This guide documents conventions for authoring UCP JSON schemas: metadata fields, the registry pattern, schema variants, and versioning.

Schema Metadata Fields

UCP schemas use standard JSON Schema fields plus UCP-specific metadata:

Field Standard Purpose Required For
$schema JSON Schema Declares JSON Schema draft version (SHOULD use draft/2020-12) All schemas
$id JSON Schema Schema's canonical URI for $ref resolution All schemas
title JSON Schema Human-readable display name All schemas
description JSON Schema Schema purpose and usage All schemas
name UCP Reverse-domain identifier; doubles as registry key Capabilities, services, handlers
version UCP Entity version (YYYY-MM-DD format) Capabilities, services, payment handlers
id UCP Instance identifier for multiple configurations Payment handlers only

Why Self-Describing?

Capability schemas must be self-describing: when a platform fetches a schema, it should determine exactly what capability and version it represents without cross-referencing other documents. This matters because:

  1. Independent versioning: Capabilities may version independently. The schema must declare its version explicitly—you can't infer it from the URL.

Objective: Copy the UCP schema guide word for word, between "UCP schemas use" and "Why Self-Describing?", inclusive.

Dataset extract:

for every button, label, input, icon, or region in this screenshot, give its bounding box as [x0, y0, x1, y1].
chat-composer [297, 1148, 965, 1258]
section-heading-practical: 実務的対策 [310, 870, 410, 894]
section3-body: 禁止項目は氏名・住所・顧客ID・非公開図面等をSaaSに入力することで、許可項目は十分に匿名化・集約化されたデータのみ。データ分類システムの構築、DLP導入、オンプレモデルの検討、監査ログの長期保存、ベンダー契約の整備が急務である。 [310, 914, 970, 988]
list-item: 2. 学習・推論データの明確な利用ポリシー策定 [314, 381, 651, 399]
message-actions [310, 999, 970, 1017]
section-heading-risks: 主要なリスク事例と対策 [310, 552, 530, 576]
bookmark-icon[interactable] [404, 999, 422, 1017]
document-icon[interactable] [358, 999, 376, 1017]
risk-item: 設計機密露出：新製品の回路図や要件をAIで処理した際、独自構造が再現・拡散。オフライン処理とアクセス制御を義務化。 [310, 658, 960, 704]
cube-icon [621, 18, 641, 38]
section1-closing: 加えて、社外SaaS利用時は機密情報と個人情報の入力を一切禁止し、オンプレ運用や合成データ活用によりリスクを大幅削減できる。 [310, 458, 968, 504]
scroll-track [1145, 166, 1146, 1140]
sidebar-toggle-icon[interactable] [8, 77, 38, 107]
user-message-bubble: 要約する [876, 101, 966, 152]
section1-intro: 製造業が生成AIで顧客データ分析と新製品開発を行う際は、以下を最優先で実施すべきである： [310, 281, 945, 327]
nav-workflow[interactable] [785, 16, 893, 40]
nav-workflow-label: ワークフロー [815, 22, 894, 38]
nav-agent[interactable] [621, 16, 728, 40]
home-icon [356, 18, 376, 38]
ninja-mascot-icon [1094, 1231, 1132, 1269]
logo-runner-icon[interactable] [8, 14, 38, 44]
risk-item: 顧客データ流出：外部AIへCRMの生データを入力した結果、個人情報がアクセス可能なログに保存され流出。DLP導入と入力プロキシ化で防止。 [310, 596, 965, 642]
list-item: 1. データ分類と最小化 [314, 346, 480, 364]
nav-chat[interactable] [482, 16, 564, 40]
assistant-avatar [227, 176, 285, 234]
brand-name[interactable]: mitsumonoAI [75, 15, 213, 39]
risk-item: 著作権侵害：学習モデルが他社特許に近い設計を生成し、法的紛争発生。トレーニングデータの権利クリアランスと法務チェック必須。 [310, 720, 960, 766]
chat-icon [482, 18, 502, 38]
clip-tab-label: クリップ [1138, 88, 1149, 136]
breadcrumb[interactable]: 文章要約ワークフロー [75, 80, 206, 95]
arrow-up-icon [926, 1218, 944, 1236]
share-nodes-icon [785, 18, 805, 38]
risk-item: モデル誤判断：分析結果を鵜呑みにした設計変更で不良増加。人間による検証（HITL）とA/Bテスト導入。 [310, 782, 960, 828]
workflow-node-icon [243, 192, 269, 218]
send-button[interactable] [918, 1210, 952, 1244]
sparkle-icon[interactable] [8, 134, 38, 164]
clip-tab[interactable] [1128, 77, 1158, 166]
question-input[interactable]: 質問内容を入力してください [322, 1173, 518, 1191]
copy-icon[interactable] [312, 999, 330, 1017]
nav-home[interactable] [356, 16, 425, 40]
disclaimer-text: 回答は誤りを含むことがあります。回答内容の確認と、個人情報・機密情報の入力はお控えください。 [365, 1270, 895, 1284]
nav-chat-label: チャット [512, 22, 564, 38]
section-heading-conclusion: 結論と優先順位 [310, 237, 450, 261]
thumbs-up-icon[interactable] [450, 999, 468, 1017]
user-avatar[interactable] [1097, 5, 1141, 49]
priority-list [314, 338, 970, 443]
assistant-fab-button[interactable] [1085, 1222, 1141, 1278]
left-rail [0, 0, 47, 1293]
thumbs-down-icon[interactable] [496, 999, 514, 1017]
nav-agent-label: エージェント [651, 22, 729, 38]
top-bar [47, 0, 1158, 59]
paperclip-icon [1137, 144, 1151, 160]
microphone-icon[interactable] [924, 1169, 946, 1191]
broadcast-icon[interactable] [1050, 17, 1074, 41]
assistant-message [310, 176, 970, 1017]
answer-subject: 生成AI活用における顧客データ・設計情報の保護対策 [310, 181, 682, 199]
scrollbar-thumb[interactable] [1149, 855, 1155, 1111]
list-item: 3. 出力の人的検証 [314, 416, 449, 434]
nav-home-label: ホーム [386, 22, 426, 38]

Response below:
UCP schemas use standard JSON Schema fields plus UCP-specific metadata:

Field Standard Purpose Required For
$schema JSON Schema Declares JSON Schema draft version (SHOULD use draft/2020-12) All schemas
$id JSON Schema Schema's canonical URI for $ref resolution All schemas
title JSON Schema Human-readable display name All schemas
description JSON Schema Schema purpose and usage All schemas
name UCP Reverse-domain identifier; doubles as registry key Capabilities, services, handlers
version UCP Entity version (YYYY-MM-DD format) Capabilities, services, payment handlers
id UCP Instance identifier for multiple configurations Payment handlers only

Why Self-Describing?